[SUPPLIED MATERIAL start]

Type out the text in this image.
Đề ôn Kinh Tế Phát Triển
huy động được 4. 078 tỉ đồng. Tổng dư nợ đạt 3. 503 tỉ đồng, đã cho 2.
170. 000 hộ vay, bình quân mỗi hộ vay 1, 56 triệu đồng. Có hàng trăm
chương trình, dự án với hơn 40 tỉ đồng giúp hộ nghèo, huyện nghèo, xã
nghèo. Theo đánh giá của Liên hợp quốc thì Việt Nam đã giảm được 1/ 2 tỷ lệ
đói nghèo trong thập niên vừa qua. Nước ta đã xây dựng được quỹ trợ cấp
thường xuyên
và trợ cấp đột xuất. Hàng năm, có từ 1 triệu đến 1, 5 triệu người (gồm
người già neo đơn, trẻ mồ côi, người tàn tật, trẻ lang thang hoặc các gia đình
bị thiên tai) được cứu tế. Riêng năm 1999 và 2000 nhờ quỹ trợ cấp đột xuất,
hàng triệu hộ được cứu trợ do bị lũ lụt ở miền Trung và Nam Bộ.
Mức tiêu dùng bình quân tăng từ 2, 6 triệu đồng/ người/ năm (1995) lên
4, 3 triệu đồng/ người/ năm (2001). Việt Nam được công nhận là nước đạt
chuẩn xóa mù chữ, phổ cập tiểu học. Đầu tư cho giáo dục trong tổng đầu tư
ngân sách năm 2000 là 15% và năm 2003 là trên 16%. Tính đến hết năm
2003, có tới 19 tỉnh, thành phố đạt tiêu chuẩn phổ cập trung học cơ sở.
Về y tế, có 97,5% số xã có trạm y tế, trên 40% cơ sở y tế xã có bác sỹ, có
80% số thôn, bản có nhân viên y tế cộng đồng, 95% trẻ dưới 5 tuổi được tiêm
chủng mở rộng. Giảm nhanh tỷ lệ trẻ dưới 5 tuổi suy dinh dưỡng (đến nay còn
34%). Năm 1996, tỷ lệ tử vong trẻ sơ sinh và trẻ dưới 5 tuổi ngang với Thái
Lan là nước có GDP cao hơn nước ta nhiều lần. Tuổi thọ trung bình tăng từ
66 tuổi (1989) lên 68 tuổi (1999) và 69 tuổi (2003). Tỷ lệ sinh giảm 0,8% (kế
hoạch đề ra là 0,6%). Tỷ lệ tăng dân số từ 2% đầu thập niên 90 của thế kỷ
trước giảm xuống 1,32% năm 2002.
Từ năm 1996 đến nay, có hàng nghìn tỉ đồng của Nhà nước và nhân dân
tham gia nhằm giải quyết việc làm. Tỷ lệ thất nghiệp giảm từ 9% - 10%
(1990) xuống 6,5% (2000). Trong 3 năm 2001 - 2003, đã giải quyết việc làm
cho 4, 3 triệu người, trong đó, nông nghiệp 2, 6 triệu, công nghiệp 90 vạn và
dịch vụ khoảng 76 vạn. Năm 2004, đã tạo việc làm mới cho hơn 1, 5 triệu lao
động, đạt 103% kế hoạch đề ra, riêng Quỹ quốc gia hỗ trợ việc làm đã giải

[SUPPLIED MATERIAL end]

* **TASK STATEMENT**
Print the material above once more, exactly.

* **ANSWER TO THIS TASK**
Type out the text in this image.
Đề ôn Kinh Tế Phát Triển
huy động được 4. 078 tỉ đồng. Tổng dư nợ đạt 3. 503 tỉ đồng, đã cho 2.
170. 000 hộ vay, bình quân mỗi hộ vay 1, 56 triệu đồng. Có hàng trăm
chương trình, dự án với hơn 40 tỉ đồng giúp hộ nghèo, huyện nghèo, xã
nghèo. Theo đánh giá của Liên hợp quốc thì Việt Nam đã giảm được 1/ 2 tỷ lệ
đói nghèo trong thập niên vừa qua. Nước ta đã xây dựng được quỹ trợ cấp
thường xuyên
và trợ cấp đột xuất. Hàng năm, có từ 1 triệu đến 1, 5 triệu người (gồm
người già neo đơn, trẻ mồ côi, người tàn tật, trẻ lang thang hoặc các gia đình
bị thiên tai) được cứu tế. Riêng năm 1999 và 2000 nhờ quỹ trợ cấp đột xuất,
hàng triệu hộ được cứu trợ do bị lũ lụt ở miền Trung và Nam Bộ.
Mức tiêu dùng bình quân tăng từ 2, 6 triệu đồng/ người/ năm (1995) lên
4, 3 triệu đồng/ người/ năm (2001). Việt Nam được công nhận là nước đạt
chuẩn xóa mù chữ, phổ cập tiểu học. Đầu tư cho giáo dục trong tổng đầu tư
ngân sách năm 2000 là 15% và năm 2003 là trên 16%. Tính đến hết năm
2003, có tới 19 tỉnh, thành phố đạt tiêu chuẩn phổ cập trung học cơ sở.
Về y tế, có 97,5% số xã có trạm y tế, trên 40% cơ sở y tế xã có bác sỹ, có
80% số thôn, bản có nhân viên y tế cộng đồng, 95% trẻ dưới 5 tuổi được tiêm
chủng mở rộng. Giảm nhanh tỷ lệ trẻ dưới 5 tuổi suy dinh dưỡng (đến nay còn
34%). Năm 1996, tỷ lệ tử vong trẻ sơ sinh và trẻ dưới 5 tuổi ngang với Thái
Lan là nước có GDP cao hơn nước ta nhiều lần. Tuổi thọ trung bình tăng từ
66 tuổi (1989) lên 68 tuổi (1999) và 69 tuổi (2003). Tỷ lệ sinh giảm 0,8% (kế
hoạch đề ra là 0,6%). Tỷ lệ tăng dân số từ 2% đầu thập niên 90 của thế kỷ
trước giảm xuống 1,32% năm 2002.
Từ năm 1996 đến nay, có hàng nghìn tỉ đồng của Nhà nước và nhân dân
tham gia nhằm giải quyết việc làm. Tỷ lệ thất nghiệp giảm từ 9% - 10%
(1990) xuống 6,5% (2000). Trong 3 năm 2001 - 2003, đã giải quyết việc làm
cho 4, 3 triệu người, trong đó, nông nghiệp 2, 6 triệu, công nghiệp 90 vạn và
dịch vụ khoảng 76 vạn. Năm 2004, đã tạo việc làm mới cho hơn 1, 5 triệu lao
động, đạt 103% kế hoạch đề ra, riêng Quỹ quốc gia hỗ trợ việc làm đã giải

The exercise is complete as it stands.